_PROMPT_
Review the listing and copy each line that holds the word "color".

_MATERIAL FOR THIS TASK_

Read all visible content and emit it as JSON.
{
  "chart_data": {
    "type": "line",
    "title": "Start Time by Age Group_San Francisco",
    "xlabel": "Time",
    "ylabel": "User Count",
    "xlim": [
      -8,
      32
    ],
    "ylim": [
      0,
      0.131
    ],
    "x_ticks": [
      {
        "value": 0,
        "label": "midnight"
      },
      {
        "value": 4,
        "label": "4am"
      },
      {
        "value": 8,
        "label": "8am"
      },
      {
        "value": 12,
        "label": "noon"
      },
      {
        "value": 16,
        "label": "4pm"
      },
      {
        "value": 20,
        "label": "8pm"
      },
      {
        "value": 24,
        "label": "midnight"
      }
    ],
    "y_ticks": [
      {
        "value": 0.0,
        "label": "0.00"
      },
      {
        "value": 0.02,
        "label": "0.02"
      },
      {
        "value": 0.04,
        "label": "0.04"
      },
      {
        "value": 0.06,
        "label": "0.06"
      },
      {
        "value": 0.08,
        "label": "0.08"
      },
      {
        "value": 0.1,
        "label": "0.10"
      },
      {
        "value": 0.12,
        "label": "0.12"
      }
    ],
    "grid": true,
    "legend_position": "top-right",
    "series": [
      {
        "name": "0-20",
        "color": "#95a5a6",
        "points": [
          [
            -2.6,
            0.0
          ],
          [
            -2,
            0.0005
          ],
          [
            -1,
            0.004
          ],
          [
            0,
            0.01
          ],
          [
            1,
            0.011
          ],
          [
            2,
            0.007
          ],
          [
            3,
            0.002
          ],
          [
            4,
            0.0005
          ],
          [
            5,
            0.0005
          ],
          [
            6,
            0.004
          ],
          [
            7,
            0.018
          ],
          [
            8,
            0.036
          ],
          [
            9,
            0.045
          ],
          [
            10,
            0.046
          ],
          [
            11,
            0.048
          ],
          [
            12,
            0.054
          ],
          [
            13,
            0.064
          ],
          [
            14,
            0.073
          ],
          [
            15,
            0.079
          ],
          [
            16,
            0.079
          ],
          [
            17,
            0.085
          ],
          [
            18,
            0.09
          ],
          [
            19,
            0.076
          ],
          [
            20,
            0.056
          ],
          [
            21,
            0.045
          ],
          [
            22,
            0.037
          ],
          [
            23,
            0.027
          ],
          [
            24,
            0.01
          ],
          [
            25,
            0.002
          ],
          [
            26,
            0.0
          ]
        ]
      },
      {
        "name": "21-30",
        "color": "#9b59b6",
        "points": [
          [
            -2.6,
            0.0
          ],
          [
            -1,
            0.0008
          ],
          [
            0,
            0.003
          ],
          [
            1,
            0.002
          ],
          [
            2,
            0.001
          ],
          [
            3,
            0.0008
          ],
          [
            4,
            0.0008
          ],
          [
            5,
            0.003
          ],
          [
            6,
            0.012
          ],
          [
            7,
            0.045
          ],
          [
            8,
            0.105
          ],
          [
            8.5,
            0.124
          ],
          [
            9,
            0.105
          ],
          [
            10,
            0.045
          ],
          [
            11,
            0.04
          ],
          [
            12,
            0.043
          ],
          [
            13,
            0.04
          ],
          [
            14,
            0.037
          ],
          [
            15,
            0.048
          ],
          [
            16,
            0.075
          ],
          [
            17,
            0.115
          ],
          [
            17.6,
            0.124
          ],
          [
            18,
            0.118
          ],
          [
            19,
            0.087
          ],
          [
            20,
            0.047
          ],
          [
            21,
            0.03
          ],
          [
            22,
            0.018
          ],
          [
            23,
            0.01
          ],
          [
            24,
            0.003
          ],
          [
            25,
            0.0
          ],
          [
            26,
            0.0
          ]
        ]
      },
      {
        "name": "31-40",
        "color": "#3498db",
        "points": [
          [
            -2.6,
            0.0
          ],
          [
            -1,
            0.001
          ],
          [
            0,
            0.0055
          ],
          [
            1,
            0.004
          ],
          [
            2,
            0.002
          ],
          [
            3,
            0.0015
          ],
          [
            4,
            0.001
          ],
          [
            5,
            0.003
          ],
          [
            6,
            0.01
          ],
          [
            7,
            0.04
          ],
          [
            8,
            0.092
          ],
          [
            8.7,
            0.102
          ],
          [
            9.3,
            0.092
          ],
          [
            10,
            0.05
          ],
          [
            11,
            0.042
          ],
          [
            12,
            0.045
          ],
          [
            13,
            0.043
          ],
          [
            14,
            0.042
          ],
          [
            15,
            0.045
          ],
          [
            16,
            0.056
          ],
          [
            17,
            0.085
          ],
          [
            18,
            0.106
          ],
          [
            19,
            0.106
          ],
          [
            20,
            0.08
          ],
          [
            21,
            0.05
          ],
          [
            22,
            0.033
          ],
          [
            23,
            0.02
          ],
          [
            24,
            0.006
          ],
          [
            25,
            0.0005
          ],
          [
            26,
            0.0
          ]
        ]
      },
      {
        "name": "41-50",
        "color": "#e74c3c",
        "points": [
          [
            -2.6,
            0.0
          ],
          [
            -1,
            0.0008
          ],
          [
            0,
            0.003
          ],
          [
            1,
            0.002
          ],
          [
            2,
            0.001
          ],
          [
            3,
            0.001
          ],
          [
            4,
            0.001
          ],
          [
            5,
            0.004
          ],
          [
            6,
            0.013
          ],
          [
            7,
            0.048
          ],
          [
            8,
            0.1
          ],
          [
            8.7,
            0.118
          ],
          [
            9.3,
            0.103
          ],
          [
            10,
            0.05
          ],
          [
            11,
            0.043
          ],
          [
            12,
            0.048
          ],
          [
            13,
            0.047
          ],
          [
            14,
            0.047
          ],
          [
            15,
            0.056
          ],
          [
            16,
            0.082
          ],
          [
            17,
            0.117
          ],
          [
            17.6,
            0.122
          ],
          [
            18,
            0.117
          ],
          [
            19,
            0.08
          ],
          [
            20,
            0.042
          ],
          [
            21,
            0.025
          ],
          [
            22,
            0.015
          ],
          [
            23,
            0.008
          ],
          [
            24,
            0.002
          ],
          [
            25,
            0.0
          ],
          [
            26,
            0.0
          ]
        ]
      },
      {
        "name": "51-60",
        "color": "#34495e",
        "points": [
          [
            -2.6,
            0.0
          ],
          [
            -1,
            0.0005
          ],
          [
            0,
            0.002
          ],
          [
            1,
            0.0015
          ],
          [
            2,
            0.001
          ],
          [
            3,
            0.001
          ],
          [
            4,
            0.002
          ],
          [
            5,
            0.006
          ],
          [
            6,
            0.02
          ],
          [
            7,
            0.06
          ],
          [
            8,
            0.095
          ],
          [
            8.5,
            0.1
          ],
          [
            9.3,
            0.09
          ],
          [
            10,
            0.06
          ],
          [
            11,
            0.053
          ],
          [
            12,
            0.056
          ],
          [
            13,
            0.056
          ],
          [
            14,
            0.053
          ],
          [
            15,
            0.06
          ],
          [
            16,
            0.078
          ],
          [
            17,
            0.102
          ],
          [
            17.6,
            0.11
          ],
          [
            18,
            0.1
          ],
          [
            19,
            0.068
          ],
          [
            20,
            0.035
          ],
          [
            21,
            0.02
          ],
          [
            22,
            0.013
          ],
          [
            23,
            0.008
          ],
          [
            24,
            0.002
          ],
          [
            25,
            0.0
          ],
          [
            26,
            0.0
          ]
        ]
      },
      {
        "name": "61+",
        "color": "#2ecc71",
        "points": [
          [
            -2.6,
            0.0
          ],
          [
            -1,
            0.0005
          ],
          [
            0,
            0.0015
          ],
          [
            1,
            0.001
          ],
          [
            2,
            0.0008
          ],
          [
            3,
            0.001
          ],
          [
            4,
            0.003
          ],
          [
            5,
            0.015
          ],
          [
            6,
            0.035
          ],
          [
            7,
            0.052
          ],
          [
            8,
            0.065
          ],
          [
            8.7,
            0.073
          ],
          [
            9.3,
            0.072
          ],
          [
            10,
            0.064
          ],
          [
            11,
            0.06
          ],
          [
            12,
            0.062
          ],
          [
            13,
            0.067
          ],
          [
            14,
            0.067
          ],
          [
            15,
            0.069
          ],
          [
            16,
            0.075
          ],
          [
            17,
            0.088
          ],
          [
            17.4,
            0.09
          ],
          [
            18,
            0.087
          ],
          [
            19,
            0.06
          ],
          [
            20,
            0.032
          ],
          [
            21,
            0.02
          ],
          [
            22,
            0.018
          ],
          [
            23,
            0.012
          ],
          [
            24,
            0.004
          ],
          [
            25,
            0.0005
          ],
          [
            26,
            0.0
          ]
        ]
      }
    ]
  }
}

_RESPONSE TO THE TASK_
        "color": "#95a5a6",
        "color": "#9b59b6",
        "color": "#3498db",
        "color": "#e74c3c",
        "color": "#34495e",
        "color": "#2ecc71",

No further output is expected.